| Task brief |
Each entry in the block below needs to be copied out exactly.

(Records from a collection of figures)
BEGIN
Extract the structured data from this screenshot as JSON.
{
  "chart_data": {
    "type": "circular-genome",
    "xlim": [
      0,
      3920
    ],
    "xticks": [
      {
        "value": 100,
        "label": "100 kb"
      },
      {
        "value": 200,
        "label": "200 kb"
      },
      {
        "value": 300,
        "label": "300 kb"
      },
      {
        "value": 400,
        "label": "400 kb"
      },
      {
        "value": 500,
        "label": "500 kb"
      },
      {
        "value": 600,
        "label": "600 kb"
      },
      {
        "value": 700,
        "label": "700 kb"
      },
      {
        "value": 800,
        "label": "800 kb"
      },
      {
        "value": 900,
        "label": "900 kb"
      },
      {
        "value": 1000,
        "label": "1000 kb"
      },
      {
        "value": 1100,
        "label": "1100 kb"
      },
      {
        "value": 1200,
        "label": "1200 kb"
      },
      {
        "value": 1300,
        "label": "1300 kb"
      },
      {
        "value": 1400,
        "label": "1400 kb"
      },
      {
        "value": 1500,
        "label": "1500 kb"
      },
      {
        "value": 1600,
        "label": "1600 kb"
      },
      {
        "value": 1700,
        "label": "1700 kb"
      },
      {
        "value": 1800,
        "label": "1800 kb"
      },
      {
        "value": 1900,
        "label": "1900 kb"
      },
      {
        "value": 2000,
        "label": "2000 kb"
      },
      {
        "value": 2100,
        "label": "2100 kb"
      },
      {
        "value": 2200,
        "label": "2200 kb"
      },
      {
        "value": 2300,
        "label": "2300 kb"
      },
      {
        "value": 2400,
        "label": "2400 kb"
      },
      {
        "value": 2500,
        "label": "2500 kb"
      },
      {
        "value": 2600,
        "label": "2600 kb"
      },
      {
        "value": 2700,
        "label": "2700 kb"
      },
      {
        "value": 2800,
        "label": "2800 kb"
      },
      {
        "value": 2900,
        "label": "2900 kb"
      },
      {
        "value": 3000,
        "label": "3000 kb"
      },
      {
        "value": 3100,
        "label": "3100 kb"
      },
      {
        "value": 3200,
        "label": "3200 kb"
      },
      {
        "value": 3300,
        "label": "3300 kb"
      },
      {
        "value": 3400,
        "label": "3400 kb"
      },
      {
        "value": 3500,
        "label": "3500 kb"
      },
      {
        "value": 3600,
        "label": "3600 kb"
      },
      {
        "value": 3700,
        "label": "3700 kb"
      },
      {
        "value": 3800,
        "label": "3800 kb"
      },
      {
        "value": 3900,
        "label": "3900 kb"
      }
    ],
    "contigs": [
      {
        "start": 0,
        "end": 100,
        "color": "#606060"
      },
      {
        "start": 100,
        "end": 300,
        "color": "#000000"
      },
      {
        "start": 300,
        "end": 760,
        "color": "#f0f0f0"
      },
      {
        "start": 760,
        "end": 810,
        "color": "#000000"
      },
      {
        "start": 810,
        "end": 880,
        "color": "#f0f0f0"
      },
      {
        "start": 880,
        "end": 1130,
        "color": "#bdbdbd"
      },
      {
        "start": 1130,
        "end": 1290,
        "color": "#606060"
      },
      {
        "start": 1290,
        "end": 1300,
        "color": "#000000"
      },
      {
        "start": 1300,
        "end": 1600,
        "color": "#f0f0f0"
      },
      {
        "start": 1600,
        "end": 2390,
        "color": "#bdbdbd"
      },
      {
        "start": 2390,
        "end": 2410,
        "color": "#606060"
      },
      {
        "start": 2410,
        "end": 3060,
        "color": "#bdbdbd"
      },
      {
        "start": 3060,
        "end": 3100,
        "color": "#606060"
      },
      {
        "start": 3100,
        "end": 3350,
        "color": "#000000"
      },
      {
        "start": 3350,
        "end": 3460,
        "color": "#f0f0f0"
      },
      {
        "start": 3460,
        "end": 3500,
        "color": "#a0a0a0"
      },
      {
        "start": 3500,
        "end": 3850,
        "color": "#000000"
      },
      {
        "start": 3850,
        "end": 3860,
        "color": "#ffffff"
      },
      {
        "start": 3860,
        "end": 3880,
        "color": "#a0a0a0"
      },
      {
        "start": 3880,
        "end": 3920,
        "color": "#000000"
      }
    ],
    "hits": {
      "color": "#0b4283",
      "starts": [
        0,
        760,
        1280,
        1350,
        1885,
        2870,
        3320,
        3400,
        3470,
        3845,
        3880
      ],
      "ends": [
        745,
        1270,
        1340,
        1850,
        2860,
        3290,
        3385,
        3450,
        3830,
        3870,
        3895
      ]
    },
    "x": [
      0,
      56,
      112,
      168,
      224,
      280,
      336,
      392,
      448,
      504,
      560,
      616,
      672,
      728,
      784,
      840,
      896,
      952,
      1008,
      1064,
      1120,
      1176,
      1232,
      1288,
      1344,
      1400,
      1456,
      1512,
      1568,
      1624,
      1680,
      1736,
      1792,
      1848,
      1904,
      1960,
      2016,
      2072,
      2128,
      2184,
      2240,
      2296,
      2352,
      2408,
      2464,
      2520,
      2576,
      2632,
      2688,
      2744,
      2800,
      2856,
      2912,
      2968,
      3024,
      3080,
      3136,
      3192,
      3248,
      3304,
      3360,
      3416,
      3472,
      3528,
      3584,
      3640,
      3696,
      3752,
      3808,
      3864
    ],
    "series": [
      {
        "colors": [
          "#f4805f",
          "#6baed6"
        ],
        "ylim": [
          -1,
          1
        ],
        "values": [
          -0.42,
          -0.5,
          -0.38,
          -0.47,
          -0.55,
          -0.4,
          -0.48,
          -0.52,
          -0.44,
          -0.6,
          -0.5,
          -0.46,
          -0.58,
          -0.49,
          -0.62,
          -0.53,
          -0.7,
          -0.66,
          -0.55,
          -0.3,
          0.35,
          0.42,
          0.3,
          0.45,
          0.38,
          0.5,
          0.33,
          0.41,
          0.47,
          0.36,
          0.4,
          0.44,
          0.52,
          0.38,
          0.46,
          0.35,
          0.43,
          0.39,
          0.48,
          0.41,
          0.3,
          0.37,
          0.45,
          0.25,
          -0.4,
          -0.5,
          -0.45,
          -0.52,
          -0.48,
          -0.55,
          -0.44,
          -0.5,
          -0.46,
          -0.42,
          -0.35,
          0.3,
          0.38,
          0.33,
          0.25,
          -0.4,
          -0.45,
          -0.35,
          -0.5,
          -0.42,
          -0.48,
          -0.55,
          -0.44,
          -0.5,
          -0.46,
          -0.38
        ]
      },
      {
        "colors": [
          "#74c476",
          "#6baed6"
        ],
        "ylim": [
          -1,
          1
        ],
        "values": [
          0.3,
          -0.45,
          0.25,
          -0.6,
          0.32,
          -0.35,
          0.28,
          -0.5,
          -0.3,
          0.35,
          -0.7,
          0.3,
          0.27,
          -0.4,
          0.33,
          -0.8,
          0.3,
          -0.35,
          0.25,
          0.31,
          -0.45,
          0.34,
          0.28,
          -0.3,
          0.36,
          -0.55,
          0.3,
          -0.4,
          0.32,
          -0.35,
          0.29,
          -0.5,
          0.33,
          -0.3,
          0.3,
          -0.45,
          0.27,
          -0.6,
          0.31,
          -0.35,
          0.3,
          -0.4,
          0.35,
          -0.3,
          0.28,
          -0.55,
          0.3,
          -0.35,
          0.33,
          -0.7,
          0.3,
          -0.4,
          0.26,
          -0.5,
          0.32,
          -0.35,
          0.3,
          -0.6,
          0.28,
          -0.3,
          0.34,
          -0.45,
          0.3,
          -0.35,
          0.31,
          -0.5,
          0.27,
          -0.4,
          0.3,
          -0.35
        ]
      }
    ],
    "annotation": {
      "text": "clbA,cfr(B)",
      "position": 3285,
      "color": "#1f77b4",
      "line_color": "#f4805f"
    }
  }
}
END
| Response |
Extract the structured data from this screenshot as JSON.
{
  "chart_data": {
    "type": "circular-genome",
    "xlim": [
      0,
      3920
    ],
    "xticks": [
      {
        "value": 100,
        "label": "100 kb"
      },
      {
        "value": 200,
        "label": "200 kb"
      },
      {
        "value": 300,
        "label": "300 kb"
      },
      {
        "value": 400,
        "label": "400 kb"
      },
      {
        "value": 500,
        "label": "500 kb"
      },
      {
        "value": 600,
        "label": "600 kb"
      },
      {
        "value": 700,
        "label": "700 kb"
      },
      {
        "value": 800,
        "label": "800 kb"
      },
      {
        "value": 900,
        "label": "900 kb"
      },
      {
        "value": 1000,
        "label": "1000 kb"
      },
      {
        "value": 1100,
        "label": "1100 kb"
      },
      {
        "value": 1200,
        "label": "1200 kb"
      },
      {
        "value": 1300,
        "label": "1300 kb"
      },
      {
        "value": 1400,
        "label": "1400 kb"
      },
      {
        "value": 1500,
        "label": "1500 kb"
      },
      {
        "value": 1600,
        "label": "1600 kb"
      },
      {
        "value": 1700,
        "label": "1700 kb"
      },
      {
        "value": 1800,
        "label": "1800 kb"
      },
      {
        "value": 1900,
        "label": "1900 kb"
      },
      {
        "value": 2000,
        "label": "2000 kb"
      },
      {
        "value": 2100,
        "label": "2100 kb"
      },
      {
        "value": 2200,
        "label": "2200 kb"
      },
      {
        "value": 2300,
        "label": "2300 kb"
      },
      {
        "value": 2400,
        "label": "2400 kb"
      },
      {
        "value": 2500,
        "label": "2500 kb"
      },
      {
        "value": 2600,
        "label": "2600 kb"
      },
      {
        "value": 2700,
        "label": "2700 kb"
      },
      {
        "value": 2800,
        "label": "2800 kb"
      },
      {
        "value": 2900,
        "label": "2900 kb"
      },
      {
        "value": 3000,
        "label": "3000 kb"
      },
      {
        "value": 3100,
        "label": "3100 kb"
      },
      {
        "value": 3200,
        "label": "3200 kb"
      },
      {
        "value": 3300,
        "label": "3300 kb"
      },
      {
        "value": 3400,
        "label": "3400 kb"
      },
      {
        "value": 3500,
        "label": "3500 kb"
      },
      {
        "value": 3600,
        "label": "3600 kb"
      },
      {
        "value": 3700,
        "label": "3700 kb"
      },
      {
        "value": 3800,
        "label": "3800 kb"
      },
      {
        "value": 3900,
        "label": "3900 kb"
      }
    ],
    "contigs": [
      {
        "start": 0,
        "end": 100,
        "color": "#606060"
      },
      {
        "start": 100,
        "end": 300,
        "color": "#000000"
      },
      {
        "start": 300,
        "end": 760,
        "color": "#f0f0f0"
      },
      {
        "start": 760,
        "end": 810,
        "color": "#000000"
      },
      {
        "start": 810,
        "end": 880,
        "color": "#f0f0f0"
      },
      {
        "start": 880,
        "end": 1130,
        "color": "#bdbdbd"
      },
      {
        "start": 1130,
        "end": 1290,
        "color": "#606060"
      },
      {
        "start": 1290,
        "end": 1300,
        "color": "#000000"
      },
      {
        "start": 1300,
        "end": 1600,
        "color": "#f0f0f0"
      },
      {
        "start": 1600,
        "end": 2390,
        "color": "#bdbdbd"
      },
      {
        "start": 2390,
        "end": 2410,
        "color": "#606060"
      },
      {
        "start": 2410,
        "end": 3060,
        "color": "#bdbdbd"
      },
      {
        "start": 3060,
        "end": 3100,
        "color": "#606060"
      },
      {
        "start": 3100,
        "end": 3350,
        "color": "#000000"
      },
      {
        "start": 3350,
        "end": 3460,
        "color": "#f0f0f0"
      },
      {
        "start": 3460,
        "end": 3500,
        "color": "#a0a0a0"
      },
      {
        "start": 3500,
        "end": 3850,
        "color": "#000000"
      },
      {
        "start": 3850,
        "end": 3860,
        "color": "#ffffff"
      },
      {
        "start": 3860,
        "end": 3880,
        "color": "#a0a0a0"
      },
      {
        "start": 3880,
        "end": 3920,
        "color": "#000000"
      }
    ],
    "hits": {
      "color": "#0b4283",
      "starts": [
        0,
        760,
        1280,
        1350,
        1885,
        2870,
        3320,
        3400,
        3470,
        3845,
        3880
      ],
      "ends": [
        745,
        1270,
        1340,
        1850,
        2860,
        3290,
        3385,
        3450,
        3830,
        3870,
        3895
      ]
    },
    "x": [
      0,
      56,
      112,
      168,
      224,
      280,
      336,
      392,
      448,
      504,
      560,
      616,
      672,
      728,
      784,
      840,
      896,
      952,
      1008,
      1064,
      1120,
      1176,
      1232,
      1288,
      1344,
      1400,
      1456,
      1512,
      1568,
      1624,
      1680,
      1736,
      1792,
      1848,
      1904,
      1960,
      2016,
      2072,
      2128,
      2184,
      2240,
      2296,
      2352,
      2408,
      2464,
      2520,
      2576,
      2632,
      2688,
      2744,
      2800,
      2856,
      2912,
      2968,
      3024,
      3080,
      3136,
      3192,
      3248,
      3304,
      3360,
      3416,
      3472,
      3528,
      3584,
      3640,
      3696,
      3752,
      3808,
      3864
    ],
    "series": [
      {
        "colors": [
          "#f4805f",
          "#6baed6"
        ],
        "ylim": [
          -1,
          1
        ],
        "values": [
          -0.42,
          -0.5,
          -0.38,
          -0.47,
          -0.55,
          -0.4,
          -0.48,
          -0.52,
          -0.44,
          -0.6,
          -0.5,
          -0.46,
          -0.58,
          -0.49,
          -0.62,
          -0.53,
          -0.7,
          -0.66,
          -0.55,
          -0.3,
          0.35,
          0.42,
          0.3,
          0.45,
          0.38,
          0.5,
          0.33,
          0.41,
          0.47,
          0.36,
          0.4,
          0.44,
          0.52,
          0.38,
          0.46,
          0.35,
          0.43,
          0.39,
          0.48,
          0.41,
          0.3,
          0.37,
          0.45,
          0.25,
          -0.4,
          -0.5,
          -0.45,
          -0.52,
          -0.48,
          -0.55,
          -0.44,
          -0.5,
          -0.46,
          -0.42,
          -0.35,
          0.3,
          0.38,
          0.33,
          0.25,
          -0.4,
          -0.45,
          -0.35,
          -0.5,
          -0.42,
          -0.48,
          -0.55,
          -0.44,
          -0.5,
          -0.46,
          -0.38
        ]
      },
      {
        "colors": [
          "#74c476",
          "#6baed6"
        ],
        "ylim": [
          -1,
          1
        ],
        "values": [
          0.3,
          -0.45,
          0.25,
          -0.6,
          0.32,
          -0.35,
          0.28,
          -0.5,
          -0.3,
          0.35,
          -0.7,
          0.3,
          0.27,
          -0.4,
          0.33,
          -0.8,
          0.3,
          -0.35,
          0.25,
          0.31,
          -0.45,
          0.34,
          0.28,
          -0.3,
          0.36,
          -0.55,
          0.3,
          -0.4,
          0.32,
          -0.35,
          0.29,
          -0.5,
          0.33,
          -0.3,
          0.3,
          -0.45,
          0.27,
          -0.6,
          0.31,
          -0.35,
          0.3,
          -0.4,
          0.35,
          -0.3,
          0.28,
          -0.55,
          0.3,
          -0.35,
          0.33,
          -0.7,
          0.3,
          -0.4,
          0.26,
          -0.5,
          0.32,
          -0.35,
          0.3,
          -0.6,
          0.28,
          -0.3,
          0.34,
          -0.45,
          0.3,
          -0.35,
          0.31,
          -0.5,
          0.27,
          -0.4,
          0.3,
          -0.35
        ]
      }
    ],
    "annotation": {
      "text": "clbA,cfr(B)",
      "position": 3285,
      "color": "#1f77b4",
      "line_color": "#f4805f"
    }
  }
}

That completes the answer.